— START Data for the task —

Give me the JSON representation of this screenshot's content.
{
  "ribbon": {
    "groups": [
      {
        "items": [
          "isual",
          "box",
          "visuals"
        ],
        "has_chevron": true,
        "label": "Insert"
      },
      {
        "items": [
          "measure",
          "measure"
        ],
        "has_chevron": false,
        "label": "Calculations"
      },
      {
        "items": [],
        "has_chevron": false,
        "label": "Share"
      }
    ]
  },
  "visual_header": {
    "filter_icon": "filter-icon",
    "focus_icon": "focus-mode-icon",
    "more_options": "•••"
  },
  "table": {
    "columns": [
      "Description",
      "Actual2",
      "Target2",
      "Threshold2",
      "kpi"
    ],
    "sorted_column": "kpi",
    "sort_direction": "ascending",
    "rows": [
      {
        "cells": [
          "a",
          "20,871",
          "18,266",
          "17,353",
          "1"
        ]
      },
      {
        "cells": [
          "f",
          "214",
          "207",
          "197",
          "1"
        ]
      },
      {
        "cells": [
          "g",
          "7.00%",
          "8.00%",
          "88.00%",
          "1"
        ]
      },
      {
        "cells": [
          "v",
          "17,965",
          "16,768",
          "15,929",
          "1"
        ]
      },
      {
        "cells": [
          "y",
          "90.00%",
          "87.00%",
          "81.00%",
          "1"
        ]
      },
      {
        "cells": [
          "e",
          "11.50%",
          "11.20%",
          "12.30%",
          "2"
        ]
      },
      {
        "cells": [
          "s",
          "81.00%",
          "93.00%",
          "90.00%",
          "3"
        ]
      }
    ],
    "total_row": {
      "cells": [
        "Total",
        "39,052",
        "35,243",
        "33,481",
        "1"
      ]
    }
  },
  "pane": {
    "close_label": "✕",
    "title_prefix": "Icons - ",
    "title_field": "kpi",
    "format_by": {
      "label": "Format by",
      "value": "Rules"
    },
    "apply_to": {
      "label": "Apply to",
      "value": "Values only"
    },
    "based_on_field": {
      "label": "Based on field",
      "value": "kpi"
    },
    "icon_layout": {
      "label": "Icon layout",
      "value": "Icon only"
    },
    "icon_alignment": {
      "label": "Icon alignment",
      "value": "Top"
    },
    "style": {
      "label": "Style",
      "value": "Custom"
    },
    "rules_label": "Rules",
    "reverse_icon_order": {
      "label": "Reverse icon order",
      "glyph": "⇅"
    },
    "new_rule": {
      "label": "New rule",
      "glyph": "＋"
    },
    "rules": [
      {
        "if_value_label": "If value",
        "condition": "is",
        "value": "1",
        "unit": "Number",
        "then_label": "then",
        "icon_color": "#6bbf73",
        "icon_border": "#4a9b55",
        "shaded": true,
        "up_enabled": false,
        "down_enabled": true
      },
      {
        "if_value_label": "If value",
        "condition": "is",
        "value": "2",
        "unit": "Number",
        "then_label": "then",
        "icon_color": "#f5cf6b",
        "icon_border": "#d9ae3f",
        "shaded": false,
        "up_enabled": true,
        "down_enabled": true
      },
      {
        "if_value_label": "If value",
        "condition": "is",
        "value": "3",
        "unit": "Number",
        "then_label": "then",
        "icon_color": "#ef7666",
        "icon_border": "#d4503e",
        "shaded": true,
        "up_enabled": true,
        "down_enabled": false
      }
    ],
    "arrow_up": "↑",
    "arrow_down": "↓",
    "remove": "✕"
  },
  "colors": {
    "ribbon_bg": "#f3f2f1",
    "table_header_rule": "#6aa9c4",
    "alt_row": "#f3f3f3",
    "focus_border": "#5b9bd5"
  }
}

— END Data for the task —

» Task prompt
Transcribe all lines as written.

» The response
Give me the JSON representation of this screenshot's content.
{
  "ribbon": {
    "groups": [
      {
        "items": [
          "isual",
          "box",
          "visuals"
        ],
        "has_chevron": true,
        "label": "Insert"
      },
      {
        "items": [
          "measure",
          "measure"
        ],
        "has_chevron": false,
        "label": "Calculations"
      },
      {
        "items": [],
        "has_chevron": false,
        "label": "Share"
      }
    ]
  },
  "visual_header": {
    "filter_icon": "filter-icon",
    "focus_icon": "focus-mode-icon",
    "more_options": "•••"
  },
  "table": {
    "columns": [
      "Description",
      "Actual2",
      "Target2",
      "Threshold2",
      "kpi"
    ],
    "sorted_column": "kpi",
    "sort_direction": "ascending",
    "rows": [
      {
        "cells": [
          "a",
          "20,871",
          "18,266",
          "17,353",
          "1"
        ]
      },
      {
        "cells": [
          "f",
          "214",
          "207",
          "197",
          "1"
        ]
      },
      {
        "cells": [
          "g",
          "7.00%",
          "8.00%",
          "88.00%",
          "1"
        ]
      },
      {
        "cells": [
          "v",
          "17,965",
          "16,768",
          "15,929",
          "1"
        ]
      },
      {
        "cells": [
          "y",
          "90.00%",
          "87.00%",
          "81.00%",
          "1"
        ]
      },
      {
        "cells": [
          "e",
          "11.50%",
          "11.20%",
          "12.30%",
          "2"
        ]
      },
      {
        "cells": [
          "s",
          "81.00%",
          "93.00%",
          "90.00%",
          "3"
        ]
      }
    ],
    "total_row": {
      "cells": [
        "Total",
        "39,052",
        "35,243",
        "33,481",
        "1"
      ]
    }
  },
  "pane": {
    "close_label": "✕",
    "title_prefix": "Icons - ",
    "title_field": "kpi",
    "format_by": {
      "label": "Format by",
      "value": "Rules"
    },
    "apply_to": {
      "label": "Apply to",
      "value": "Values only"
    },
    "based_on_field": {
      "label": "Based on field",
      "value": "kpi"
    },
    "icon_layout": {
      "label": "Icon layout",
      "value": "Icon only"
    },
    "icon_alignment": {
      "label": "Icon alignment",
      "value": "Top"
    },
    "style": {
      "label": "Style",
      "value": "Custom"
    },
    "rules_label": "Rules",
    "reverse_icon_order": {
      "label": "Reverse icon order",
      "glyph": "⇅"
    },
    "new_rule": {
      "label": "New rule",
      "glyph": "＋"
    },
    "rules": [
      {
        "if_value_label": "If value",
        "condition": "is",
        "value": "1",
        "unit": "Number",
        "then_label": "then",
        "icon_color": "#6bbf73",
        "icon_border": "#4a9b55",
        "shaded": true,
        "up_enabled": false,
        "down_enabled": true
      },
      {
        "if_value_label": "If value",
        "condition": "is",
        "value": "2",
        "unit": "Number",
        "then_label": "then",
        "icon_color": "#f5cf6b",
        "icon_border": "#d9ae3f",
        "shaded": false,
        "up_enabled": true,
        "down_enabled": true
      },
      {
        "if_value_label": "If value",
        "condition": "is",
        "value": "3",
        "unit": "Number",
        "then_label": "then",
        "icon_color": "#ef7666",
        "icon_border": "#d4503e",
        "shaded": true,
        "up_enabled": true,
        "down_enabled": false
      }
    ],
    "arrow_up": "↑",
    "arrow_down": "↓",
    "remove": "✕"
  },
  "colors": {
    "ribbon_bg": "#f3f2f1",
    "table_header_rule": "#6aa9c4",
    "alt_row": "#f3f3f3",
    "focus_border": "#5b9bd5"
  }
}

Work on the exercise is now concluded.